--- What is asked ---
Wherever a line holds the word "title", copy that line out.
-- Stored records start --
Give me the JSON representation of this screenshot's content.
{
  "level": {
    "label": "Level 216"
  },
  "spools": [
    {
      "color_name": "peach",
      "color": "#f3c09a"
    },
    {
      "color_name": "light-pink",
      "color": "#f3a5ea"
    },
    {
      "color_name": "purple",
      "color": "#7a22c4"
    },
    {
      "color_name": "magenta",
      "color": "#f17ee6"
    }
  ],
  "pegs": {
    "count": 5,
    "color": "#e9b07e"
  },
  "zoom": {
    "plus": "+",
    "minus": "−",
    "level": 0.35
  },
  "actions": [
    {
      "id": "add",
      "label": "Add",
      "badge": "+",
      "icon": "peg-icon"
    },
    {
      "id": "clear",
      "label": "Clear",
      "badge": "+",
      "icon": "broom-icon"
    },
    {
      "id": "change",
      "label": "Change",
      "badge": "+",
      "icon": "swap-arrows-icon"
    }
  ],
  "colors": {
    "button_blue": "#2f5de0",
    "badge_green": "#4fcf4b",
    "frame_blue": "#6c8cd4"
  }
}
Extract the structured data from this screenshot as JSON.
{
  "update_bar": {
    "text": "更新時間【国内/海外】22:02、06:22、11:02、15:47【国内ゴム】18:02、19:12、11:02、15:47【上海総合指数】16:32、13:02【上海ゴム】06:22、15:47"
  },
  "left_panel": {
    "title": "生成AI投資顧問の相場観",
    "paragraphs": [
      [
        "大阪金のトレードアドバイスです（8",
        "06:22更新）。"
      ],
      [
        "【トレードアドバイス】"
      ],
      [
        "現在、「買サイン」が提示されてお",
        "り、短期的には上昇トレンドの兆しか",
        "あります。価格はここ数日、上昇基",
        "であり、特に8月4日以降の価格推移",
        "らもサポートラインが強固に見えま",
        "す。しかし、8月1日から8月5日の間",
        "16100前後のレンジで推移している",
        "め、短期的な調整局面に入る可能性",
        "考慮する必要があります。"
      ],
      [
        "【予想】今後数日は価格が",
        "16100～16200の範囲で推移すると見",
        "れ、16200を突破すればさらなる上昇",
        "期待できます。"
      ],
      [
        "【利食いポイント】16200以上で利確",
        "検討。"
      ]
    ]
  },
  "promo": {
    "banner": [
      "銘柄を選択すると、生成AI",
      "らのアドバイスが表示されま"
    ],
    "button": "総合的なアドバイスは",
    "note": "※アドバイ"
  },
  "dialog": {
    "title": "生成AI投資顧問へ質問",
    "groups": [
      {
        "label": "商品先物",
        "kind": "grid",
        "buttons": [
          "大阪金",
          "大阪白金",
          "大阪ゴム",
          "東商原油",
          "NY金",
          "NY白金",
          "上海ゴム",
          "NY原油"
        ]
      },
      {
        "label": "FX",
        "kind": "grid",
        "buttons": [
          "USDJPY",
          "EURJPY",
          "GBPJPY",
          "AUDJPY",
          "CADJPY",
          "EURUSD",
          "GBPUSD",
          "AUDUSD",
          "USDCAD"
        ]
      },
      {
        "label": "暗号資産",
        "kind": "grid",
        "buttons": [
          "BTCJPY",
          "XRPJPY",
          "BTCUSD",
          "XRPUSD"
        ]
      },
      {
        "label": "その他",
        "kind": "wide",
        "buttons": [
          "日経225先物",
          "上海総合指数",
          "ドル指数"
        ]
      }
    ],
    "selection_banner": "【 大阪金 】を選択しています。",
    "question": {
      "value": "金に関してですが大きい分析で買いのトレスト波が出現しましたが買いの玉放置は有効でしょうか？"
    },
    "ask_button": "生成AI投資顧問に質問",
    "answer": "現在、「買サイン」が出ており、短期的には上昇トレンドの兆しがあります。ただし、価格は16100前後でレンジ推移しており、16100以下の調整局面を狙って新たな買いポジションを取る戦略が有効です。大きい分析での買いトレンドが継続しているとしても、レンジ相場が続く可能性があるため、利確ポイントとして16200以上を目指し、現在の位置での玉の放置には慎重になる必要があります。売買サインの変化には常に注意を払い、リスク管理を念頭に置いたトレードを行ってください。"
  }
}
-- Stored records end --
--- Solution for this exercise ---
    "title": "生成AI投資顧問の相場観",
    "title": "生成AI投資顧問へ質問",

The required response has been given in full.